# Exercise
Give the number of lines containing the word "оплати", and nothing else.
--- begin Records for this exercise ---
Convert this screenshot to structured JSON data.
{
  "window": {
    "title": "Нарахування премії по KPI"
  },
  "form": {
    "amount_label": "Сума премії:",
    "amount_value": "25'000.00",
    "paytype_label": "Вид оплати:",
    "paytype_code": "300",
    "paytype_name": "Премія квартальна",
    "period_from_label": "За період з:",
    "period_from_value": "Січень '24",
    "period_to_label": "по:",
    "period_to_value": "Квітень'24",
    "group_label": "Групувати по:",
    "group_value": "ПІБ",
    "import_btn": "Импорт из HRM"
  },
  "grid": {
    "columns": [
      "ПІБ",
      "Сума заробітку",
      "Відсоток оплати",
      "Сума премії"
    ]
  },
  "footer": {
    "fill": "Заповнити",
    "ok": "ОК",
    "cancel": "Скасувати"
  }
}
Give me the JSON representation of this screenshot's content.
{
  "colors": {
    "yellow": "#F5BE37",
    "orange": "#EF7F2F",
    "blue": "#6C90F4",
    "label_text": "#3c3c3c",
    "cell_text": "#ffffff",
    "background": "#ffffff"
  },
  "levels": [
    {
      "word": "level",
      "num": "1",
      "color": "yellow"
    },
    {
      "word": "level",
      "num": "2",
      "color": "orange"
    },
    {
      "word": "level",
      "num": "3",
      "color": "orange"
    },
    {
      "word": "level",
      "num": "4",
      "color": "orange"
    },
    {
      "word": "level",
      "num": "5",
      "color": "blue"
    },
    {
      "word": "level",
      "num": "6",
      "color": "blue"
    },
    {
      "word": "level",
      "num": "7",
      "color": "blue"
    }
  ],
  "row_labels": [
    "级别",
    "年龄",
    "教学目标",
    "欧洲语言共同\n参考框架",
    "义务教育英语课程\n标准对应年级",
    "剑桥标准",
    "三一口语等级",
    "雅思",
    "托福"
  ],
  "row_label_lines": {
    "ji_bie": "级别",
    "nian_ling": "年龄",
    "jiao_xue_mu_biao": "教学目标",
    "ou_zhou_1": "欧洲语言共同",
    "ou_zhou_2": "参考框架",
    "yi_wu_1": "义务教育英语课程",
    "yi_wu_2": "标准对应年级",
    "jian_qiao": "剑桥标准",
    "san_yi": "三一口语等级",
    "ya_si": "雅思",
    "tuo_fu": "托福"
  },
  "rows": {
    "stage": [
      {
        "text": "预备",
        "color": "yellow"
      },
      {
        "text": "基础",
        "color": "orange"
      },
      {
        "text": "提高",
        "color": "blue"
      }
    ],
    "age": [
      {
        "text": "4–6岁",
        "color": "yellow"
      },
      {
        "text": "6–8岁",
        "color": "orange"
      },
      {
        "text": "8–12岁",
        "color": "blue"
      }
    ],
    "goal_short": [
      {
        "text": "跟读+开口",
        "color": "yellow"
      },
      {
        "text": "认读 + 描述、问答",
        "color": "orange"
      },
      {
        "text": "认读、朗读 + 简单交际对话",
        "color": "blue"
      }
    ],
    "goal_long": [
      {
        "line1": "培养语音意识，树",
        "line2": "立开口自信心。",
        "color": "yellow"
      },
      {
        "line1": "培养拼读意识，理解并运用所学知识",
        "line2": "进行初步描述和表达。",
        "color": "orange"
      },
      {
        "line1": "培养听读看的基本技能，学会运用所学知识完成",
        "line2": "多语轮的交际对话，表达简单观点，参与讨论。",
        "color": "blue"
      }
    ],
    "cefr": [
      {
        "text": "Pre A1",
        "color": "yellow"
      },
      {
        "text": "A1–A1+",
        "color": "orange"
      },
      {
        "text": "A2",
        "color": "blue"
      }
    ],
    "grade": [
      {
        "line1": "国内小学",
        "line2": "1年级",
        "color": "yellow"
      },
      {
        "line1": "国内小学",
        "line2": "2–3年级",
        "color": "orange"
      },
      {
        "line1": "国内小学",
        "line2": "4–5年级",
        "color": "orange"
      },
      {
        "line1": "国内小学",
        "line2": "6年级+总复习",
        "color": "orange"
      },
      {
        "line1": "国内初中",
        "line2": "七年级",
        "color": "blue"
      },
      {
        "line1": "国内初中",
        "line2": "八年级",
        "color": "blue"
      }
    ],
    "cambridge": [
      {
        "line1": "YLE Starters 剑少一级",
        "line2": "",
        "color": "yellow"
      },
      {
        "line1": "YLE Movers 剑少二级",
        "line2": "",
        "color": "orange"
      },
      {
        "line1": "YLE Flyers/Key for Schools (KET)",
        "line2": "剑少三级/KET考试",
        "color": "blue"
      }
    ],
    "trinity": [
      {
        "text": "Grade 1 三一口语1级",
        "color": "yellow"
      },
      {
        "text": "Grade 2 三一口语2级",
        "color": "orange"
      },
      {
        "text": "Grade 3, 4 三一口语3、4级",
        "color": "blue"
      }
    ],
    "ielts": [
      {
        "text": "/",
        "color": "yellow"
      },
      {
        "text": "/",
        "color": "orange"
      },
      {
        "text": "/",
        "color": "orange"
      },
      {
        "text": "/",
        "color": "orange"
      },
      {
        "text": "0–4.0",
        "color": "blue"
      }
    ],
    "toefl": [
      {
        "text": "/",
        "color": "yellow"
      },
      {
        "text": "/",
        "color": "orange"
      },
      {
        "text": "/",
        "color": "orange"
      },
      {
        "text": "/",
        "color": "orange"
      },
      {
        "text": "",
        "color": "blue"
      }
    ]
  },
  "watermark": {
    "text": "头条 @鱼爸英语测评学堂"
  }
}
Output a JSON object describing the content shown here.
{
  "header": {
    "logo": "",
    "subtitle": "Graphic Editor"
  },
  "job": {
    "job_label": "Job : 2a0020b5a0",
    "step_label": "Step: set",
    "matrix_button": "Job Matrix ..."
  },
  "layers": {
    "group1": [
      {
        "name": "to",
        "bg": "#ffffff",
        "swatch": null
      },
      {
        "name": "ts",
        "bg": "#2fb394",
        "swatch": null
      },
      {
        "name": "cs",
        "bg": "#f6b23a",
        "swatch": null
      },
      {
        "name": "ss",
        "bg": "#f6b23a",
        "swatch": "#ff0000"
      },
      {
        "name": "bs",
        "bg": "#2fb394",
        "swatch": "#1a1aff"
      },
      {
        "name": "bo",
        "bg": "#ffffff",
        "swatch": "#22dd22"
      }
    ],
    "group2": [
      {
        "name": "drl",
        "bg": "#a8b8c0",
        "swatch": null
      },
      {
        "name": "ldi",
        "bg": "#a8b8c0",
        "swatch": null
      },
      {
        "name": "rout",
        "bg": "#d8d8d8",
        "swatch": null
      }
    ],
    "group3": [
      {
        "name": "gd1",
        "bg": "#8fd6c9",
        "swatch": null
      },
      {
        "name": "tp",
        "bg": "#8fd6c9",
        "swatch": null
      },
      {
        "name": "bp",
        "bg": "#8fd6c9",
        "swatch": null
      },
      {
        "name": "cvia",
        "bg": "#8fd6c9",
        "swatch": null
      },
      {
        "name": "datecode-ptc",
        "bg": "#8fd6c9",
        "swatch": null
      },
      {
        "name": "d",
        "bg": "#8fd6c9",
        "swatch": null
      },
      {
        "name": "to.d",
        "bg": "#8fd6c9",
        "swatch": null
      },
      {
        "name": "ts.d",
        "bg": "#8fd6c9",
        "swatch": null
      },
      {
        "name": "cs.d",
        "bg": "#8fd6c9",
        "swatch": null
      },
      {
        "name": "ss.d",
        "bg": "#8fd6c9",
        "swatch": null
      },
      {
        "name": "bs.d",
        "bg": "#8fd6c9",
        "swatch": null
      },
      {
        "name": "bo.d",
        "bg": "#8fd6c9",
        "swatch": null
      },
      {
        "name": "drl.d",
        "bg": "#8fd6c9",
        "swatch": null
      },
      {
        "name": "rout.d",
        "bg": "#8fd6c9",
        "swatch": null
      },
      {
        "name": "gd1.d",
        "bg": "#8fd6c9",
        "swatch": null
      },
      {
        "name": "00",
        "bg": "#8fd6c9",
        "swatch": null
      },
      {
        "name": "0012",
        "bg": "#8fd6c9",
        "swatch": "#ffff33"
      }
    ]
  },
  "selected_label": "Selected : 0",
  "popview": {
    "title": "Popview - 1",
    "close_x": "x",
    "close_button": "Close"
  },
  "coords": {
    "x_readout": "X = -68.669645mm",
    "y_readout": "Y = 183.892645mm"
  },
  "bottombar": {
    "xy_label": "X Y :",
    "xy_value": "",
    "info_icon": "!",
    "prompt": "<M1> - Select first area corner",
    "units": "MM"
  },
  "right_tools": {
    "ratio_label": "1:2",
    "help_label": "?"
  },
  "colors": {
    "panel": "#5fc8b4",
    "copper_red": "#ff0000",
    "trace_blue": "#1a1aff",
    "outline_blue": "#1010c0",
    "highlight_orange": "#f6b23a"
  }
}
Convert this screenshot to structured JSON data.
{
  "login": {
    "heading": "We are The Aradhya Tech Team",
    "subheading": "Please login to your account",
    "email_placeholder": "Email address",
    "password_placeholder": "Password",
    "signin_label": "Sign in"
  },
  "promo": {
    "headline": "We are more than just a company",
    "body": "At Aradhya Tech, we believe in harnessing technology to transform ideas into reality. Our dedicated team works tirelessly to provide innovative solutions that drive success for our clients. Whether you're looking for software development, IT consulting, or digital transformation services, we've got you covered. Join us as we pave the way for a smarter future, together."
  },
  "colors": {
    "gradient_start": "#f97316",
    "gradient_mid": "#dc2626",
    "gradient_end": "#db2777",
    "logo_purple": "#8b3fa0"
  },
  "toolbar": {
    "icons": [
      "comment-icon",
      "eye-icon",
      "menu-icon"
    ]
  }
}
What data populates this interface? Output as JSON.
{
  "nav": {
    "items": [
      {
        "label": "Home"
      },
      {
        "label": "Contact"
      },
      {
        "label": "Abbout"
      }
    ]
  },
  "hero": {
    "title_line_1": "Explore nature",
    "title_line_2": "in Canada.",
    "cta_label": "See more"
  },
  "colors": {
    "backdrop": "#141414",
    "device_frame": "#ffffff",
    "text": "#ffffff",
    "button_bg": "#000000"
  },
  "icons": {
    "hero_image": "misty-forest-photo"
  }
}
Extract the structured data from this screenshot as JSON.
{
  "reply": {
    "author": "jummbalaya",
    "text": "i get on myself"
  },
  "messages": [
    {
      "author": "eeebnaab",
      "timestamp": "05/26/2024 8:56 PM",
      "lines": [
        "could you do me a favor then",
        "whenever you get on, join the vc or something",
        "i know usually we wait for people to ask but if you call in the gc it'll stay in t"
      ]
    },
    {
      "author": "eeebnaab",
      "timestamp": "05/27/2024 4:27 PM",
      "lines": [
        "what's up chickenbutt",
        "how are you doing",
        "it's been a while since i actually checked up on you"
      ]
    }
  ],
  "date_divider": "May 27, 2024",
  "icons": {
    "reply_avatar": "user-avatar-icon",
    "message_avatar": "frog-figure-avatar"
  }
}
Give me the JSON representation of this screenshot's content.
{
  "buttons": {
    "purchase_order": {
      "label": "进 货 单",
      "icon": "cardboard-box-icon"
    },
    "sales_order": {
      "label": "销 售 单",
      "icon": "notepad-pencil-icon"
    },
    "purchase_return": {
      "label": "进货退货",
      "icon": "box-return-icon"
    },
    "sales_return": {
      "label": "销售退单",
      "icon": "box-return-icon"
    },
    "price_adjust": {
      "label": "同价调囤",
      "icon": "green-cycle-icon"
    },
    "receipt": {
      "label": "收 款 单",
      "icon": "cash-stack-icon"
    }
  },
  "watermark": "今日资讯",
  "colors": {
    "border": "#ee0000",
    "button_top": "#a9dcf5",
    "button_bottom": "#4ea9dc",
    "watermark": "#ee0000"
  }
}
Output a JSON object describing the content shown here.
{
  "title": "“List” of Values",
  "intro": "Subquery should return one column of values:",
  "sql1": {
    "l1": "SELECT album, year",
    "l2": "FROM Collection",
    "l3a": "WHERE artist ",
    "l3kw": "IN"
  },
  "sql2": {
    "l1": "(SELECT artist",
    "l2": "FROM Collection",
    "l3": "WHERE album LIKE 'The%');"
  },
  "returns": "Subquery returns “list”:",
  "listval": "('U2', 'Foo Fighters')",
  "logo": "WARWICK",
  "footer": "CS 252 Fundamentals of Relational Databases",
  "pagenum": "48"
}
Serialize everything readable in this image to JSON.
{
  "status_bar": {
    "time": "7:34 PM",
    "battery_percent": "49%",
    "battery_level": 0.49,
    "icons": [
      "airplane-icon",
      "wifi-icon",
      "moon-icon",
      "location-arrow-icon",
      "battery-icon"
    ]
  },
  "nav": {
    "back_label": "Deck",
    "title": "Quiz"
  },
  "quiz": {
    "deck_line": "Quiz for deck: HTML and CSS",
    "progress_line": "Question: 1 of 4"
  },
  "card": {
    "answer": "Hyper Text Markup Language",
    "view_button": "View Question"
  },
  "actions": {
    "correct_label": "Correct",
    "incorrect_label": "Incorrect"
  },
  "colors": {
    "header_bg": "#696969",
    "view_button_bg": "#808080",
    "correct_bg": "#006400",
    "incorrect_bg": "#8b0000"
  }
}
--- end Records for this exercise ---
# Solution for this problem
2